━━━━━ RECORDS FOR THE TASK ━━━━━
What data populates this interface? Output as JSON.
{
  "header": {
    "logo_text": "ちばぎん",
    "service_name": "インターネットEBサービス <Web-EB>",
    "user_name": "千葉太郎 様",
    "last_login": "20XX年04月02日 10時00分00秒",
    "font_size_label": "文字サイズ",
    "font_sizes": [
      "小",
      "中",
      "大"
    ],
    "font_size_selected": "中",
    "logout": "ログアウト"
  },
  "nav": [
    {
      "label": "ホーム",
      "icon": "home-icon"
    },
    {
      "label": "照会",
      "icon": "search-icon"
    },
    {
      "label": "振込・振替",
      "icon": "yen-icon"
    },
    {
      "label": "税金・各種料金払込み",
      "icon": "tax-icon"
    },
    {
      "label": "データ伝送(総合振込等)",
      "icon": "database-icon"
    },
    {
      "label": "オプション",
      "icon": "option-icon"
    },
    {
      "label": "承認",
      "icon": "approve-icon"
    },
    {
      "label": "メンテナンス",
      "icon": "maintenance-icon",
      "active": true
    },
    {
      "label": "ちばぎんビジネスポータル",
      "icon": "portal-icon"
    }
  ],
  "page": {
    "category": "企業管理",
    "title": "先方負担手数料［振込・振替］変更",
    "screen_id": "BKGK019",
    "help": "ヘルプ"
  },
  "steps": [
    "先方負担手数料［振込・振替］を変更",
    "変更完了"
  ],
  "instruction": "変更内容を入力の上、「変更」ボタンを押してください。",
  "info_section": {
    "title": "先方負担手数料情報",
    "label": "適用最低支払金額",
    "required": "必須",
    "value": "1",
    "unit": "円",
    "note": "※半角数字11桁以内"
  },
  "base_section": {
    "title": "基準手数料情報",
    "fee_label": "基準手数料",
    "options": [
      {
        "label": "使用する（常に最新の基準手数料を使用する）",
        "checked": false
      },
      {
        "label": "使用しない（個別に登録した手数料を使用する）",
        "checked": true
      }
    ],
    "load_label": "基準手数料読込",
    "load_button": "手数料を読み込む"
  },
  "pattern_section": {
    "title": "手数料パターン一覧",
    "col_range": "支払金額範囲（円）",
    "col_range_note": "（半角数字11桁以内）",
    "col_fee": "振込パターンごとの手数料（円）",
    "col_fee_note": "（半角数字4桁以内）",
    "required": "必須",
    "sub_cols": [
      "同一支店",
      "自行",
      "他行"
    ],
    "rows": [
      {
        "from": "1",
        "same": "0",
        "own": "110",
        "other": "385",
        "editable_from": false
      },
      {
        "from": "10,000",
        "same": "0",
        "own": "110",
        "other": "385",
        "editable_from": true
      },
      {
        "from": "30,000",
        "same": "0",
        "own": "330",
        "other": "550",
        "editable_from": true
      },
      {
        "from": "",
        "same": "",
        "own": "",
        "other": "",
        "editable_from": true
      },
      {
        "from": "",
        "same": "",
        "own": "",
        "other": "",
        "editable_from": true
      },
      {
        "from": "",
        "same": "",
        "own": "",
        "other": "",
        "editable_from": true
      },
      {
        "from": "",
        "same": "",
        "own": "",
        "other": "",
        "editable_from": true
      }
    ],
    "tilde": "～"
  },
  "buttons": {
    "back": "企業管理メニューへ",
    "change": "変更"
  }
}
━━━━━
• **PROBLEM DESCRIPTION**:
Search the records for the word "icon". Copy every line that has it.

• **REPLY**:
      "icon": "home-icon"
      "icon": "search-icon"
      "icon": "yen-icon"
      "icon": "tax-icon"
      "icon": "database-icon"
      "icon": "option-icon"
      "icon": "approve-icon"
      "icon": "maintenance-icon",
      "icon": "portal-icon"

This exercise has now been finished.